SHORT EXERCISE
Which lines have the string "Змеиногорского"? Copy all of them from the entries below.

........

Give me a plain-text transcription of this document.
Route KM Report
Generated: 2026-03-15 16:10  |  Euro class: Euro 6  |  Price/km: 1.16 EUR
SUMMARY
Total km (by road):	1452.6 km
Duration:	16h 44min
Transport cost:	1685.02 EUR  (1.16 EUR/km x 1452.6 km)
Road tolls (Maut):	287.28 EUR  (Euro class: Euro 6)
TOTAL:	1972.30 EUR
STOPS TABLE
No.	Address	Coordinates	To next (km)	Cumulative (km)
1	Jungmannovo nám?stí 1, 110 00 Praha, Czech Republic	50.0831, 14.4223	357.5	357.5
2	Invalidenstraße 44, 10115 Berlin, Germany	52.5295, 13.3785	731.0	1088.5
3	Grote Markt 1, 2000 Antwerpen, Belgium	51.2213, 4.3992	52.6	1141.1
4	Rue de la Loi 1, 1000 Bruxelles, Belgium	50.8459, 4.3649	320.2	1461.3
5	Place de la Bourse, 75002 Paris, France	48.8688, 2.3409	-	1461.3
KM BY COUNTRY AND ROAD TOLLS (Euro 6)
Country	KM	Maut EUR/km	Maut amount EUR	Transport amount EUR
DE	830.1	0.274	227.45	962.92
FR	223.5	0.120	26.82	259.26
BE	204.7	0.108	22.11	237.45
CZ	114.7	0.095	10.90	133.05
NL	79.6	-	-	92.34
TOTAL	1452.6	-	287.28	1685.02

........

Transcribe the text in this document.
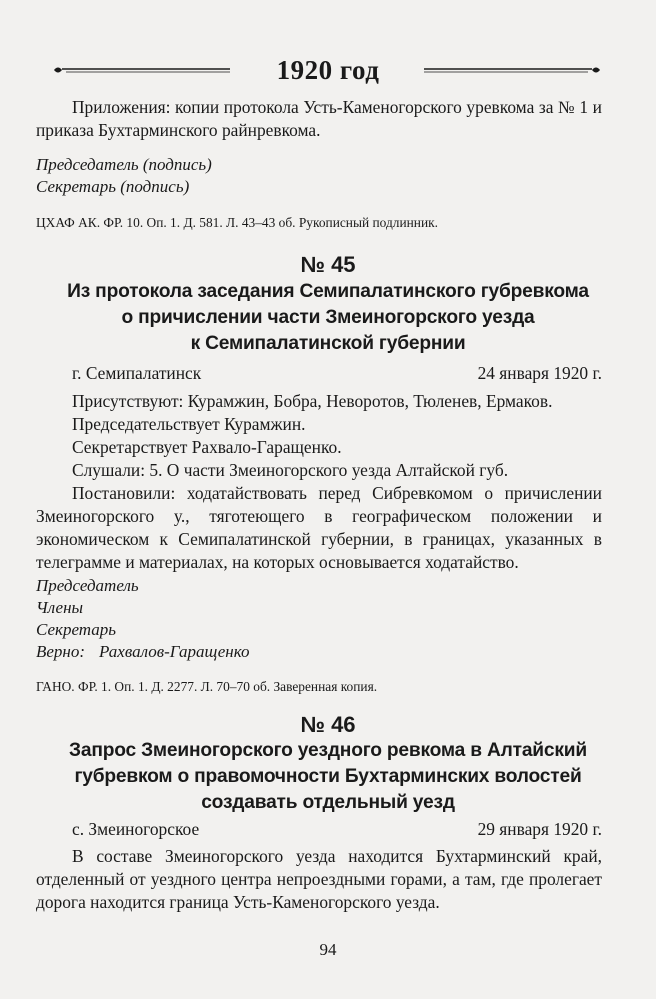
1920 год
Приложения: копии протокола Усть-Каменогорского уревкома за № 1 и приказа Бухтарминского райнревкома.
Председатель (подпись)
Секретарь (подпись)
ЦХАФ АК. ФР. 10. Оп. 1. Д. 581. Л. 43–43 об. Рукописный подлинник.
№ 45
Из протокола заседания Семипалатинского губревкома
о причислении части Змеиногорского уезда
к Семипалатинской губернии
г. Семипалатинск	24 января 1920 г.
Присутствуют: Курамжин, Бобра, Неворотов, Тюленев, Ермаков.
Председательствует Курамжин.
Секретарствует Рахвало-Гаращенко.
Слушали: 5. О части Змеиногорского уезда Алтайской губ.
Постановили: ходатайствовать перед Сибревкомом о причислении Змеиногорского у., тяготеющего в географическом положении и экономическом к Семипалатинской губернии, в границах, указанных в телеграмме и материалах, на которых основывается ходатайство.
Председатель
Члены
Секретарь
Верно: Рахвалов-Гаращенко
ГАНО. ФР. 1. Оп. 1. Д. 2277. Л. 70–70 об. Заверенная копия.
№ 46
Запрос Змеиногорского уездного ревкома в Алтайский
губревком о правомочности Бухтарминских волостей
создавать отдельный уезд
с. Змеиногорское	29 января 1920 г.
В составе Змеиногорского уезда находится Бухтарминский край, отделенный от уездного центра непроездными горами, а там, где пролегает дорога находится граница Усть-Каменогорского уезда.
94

........

EXERCISE ANSWER
о причислении части Змеиногорского уезда
Слушали: 5. О части Змеиногорского уезда Алтайской губ.
Постановили: ходатайствовать перед Сибревкомом о причислении Змеиногорского у., тяготеющего в географическом положении и экономическом к Семипалатинской губернии, в границах, указанных в телеграмме и материалах, на которых основывается ходатайство.
Запрос Змеиногорского уездного ревкома в Алтайский
В составе Змеиногорского уезда находится Бухтарминский край, отделенный от уездного центра непроездными горами, а там, где пролегает дорога находится граница Усть-Каменогорского уезда.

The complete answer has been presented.